**Your instructions**.
Each entry has to be copied exactly, with nothing missed.

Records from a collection
━━━

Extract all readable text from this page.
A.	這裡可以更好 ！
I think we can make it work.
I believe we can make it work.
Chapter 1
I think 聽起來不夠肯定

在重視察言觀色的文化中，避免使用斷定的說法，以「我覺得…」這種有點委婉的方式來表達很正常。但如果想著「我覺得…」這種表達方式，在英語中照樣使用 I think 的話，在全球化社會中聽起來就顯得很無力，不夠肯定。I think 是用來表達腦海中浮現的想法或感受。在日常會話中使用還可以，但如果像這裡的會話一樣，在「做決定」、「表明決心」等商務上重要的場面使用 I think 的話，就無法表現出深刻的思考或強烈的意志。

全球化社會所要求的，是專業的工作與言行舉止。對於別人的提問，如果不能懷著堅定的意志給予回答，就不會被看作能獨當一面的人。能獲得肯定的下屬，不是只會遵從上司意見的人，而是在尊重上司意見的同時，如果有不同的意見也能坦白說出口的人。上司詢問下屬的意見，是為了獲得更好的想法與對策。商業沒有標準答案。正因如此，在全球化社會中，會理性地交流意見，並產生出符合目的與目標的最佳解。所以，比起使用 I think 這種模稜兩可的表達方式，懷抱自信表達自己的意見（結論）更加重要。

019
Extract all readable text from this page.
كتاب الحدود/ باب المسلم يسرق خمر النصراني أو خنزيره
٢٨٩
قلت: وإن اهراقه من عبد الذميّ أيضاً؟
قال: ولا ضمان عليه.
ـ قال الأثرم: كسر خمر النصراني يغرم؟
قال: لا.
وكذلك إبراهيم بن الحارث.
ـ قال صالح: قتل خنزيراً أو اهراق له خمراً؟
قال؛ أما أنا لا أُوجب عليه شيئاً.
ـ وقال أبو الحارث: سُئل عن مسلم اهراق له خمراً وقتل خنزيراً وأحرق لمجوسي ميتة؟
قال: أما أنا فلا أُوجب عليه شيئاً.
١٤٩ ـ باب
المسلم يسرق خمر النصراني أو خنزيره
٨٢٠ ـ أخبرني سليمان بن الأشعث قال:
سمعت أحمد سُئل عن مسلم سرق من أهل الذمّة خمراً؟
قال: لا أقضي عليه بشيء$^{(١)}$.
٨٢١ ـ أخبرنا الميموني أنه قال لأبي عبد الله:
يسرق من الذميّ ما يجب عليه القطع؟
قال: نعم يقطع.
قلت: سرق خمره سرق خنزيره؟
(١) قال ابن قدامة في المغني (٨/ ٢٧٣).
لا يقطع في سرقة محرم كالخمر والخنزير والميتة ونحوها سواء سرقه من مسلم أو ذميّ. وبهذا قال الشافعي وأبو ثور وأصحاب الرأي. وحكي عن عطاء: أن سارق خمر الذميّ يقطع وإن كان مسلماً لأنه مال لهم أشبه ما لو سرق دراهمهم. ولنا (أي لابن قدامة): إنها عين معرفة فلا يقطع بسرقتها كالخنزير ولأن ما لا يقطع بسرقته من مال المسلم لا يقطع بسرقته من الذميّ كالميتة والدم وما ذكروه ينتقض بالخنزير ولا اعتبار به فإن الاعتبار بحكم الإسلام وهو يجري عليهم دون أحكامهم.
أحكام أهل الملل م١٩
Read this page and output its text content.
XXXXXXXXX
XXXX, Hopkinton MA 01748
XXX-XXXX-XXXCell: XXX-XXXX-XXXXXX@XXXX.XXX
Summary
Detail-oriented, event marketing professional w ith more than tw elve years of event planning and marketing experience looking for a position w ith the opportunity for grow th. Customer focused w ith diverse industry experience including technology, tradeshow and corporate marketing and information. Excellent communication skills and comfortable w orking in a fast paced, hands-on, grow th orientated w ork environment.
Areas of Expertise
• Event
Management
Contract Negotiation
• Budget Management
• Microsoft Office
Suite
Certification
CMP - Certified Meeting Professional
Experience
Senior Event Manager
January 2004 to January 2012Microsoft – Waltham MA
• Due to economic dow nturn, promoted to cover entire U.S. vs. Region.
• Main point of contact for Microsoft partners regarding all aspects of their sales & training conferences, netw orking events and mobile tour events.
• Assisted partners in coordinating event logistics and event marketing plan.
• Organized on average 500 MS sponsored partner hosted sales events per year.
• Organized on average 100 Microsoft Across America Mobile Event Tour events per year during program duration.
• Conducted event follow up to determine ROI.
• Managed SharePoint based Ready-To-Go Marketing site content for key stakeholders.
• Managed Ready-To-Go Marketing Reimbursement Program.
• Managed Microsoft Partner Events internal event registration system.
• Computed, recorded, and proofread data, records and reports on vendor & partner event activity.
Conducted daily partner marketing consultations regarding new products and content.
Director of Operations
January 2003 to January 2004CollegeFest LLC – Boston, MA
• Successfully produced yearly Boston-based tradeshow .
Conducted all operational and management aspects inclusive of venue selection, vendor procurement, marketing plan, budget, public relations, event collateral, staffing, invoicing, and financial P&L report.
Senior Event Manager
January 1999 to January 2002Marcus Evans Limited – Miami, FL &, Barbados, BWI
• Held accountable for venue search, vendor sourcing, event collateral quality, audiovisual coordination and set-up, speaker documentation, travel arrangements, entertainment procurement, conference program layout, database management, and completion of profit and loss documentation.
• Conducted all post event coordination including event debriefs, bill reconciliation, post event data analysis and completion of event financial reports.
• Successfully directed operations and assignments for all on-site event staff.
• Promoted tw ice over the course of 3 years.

━━━

**Written solution**.
Extract all readable text from this page.
A.	這裡可以更好 ！
I think we can make it work.
I believe we can make it work.
Chapter 1
I think 聽起來不夠肯定

在重視察言觀色的文化中，避免使用斷定的說法，以「我覺得…」這種有點委婉的方式來表達很正常。但如果想著「我覺得…」這種表達方式，在英語中照樣使用 I think 的話，在全球化社會中聽起來就顯得很無力，不夠肯定。I think 是用來表達腦海中浮現的想法或感受。在日常會話中使用還可以，但如果像這裡的會話一樣，在「做決定」、「表明決心」等商務上重要的場面使用 I think 的話，就無法表現出深刻的思考或強烈的意志。

全球化社會所要求的，是專業的工作與言行舉止。對於別人的提問，如果不能懷著堅定的意志給予回答，就不會被看作能獨當一面的人。能獲得肯定的下屬，不是只會遵從上司意見的人，而是在尊重上司意見的同時，如果有不同的意見也能坦白說出口的人。上司詢問下屬的意見，是為了獲得更好的想法與對策。商業沒有標準答案。正因如此，在全球化社會中，會理性地交流意見，並產生出符合目的與目標的最佳解。所以，比起使用 I think 這種模稜兩可的表達方式，懷抱自信表達自己的意見（結論）更加重要。

019
Extract all readable text from this page.
كتاب الحدود/ باب المسلم يسرق خمر النصراني أو خنزيره
٢٨٩
قلت: وإن اهراقه من عبد الذميّ أيضاً؟
قال: ولا ضمان عليه.
ـ قال الأثرم: كسر خمر النصراني يغرم؟
قال: لا.
وكذلك إبراهيم بن الحارث.
ـ قال صالح: قتل خنزيراً أو اهراق له خمراً؟
قال؛ أما أنا لا أُوجب عليه شيئاً.
ـ وقال أبو الحارث: سُئل عن مسلم اهراق له خمراً وقتل خنزيراً وأحرق لمجوسي ميتة؟
قال: أما أنا فلا أُوجب عليه شيئاً.
١٤٩ ـ باب
المسلم يسرق خمر النصراني أو خنزيره
٨٢٠ ـ أخبرني سليمان بن الأشعث قال:
سمعت أحمد سُئل عن مسلم سرق من أهل الذمّة خمراً؟
قال: لا أقضي عليه بشيء$^{(١)}$.
٨٢١ ـ أخبرنا الميموني أنه قال لأبي عبد الله:
يسرق من الذميّ ما يجب عليه القطع؟
قال: نعم يقطع.
قلت: سرق خمره سرق خنزيره؟
(١) قال ابن قدامة في المغني (٨/ ٢٧٣).
لا يقطع في سرقة محرم كالخمر والخنزير والميتة ونحوها سواء سرقه من مسلم أو ذميّ. وبهذا قال الشافعي وأبو ثور وأصحاب الرأي. وحكي عن عطاء: أن سارق خمر الذميّ يقطع وإن كان مسلماً لأنه مال لهم أشبه ما لو سرق دراهمهم. ولنا (أي لابن قدامة): إنها عين معرفة فلا يقطع بسرقتها كالخنزير ولأن ما لا يقطع بسرقته من مال المسلم لا يقطع بسرقته من الذميّ كالميتة والدم وما ذكروه ينتقض بالخنزير ولا اعتبار به فإن الاعتبار بحكم الإسلام وهو يجري عليهم دون أحكامهم.
أحكام أهل الملل م١٩
Read this page and output its text content.
XXXXXXXXX
XXXX, Hopkinton MA 01748
XXX-XXXX-XXXCell: XXX-XXXX-XXXXXX@XXXX.XXX
Summary
Detail-oriented, event marketing professional w ith more than tw elve years of event planning and marketing experience looking for a position w ith the opportunity for grow th. Customer focused w ith diverse industry experience including technology, tradeshow and corporate marketing and information. Excellent communication skills and comfortable w orking in a fast paced, hands-on, grow th orientated w ork environment.
Areas of Expertise
• Event
Management
Contract Negotiation
• Budget Management
• Microsoft Office
Suite
Certification
CMP - Certified Meeting Professional
Experience
Senior Event Manager
January 2004 to January 2012Microsoft – Waltham MA
• Due to economic dow nturn, promoted to cover entire U.S. vs. Region.
• Main point of contact for Microsoft partners regarding all aspects of their sales & training conferences, netw orking events and mobile tour events.
• Assisted partners in coordinating event logistics and event marketing plan.
• Organized on average 500 MS sponsored partner hosted sales events per year.
• Organized on average 100 Microsoft Across America Mobile Event Tour events per year during program duration.
• Conducted event follow up to determine ROI.
• Managed SharePoint based Ready-To-Go Marketing site content for key stakeholders.
• Managed Ready-To-Go Marketing Reimbursement Program.
• Managed Microsoft Partner Events internal event registration system.
• Computed, recorded, and proofread data, records and reports on vendor & partner event activity.
Conducted daily partner marketing consultations regarding new products and content.
Director of Operations
January 2003 to January 2004CollegeFest LLC – Boston, MA
• Successfully produced yearly Boston-based tradeshow .
Conducted all operational and management aspects inclusive of venue selection, vendor procurement, marketing plan, budget, public relations, event collateral, staffing, invoicing, and financial P&L report.
Senior Event Manager
January 1999 to January 2002Marcus Evans Limited – Miami, FL &, Barbados, BWI
• Held accountable for venue search, vendor sourcing, event collateral quality, audiovisual coordination and set-up, speaker documentation, travel arrangements, entertainment procurement, conference program layout, database management, and completion of profit and loss documentation.
• Conducted all post event coordination including event debriefs, bill reconciliation, post event data analysis and completion of event financial reports.
• Successfully directed operations and assignments for all on-site event staff.
• Promoted tw ice over the course of 3 years.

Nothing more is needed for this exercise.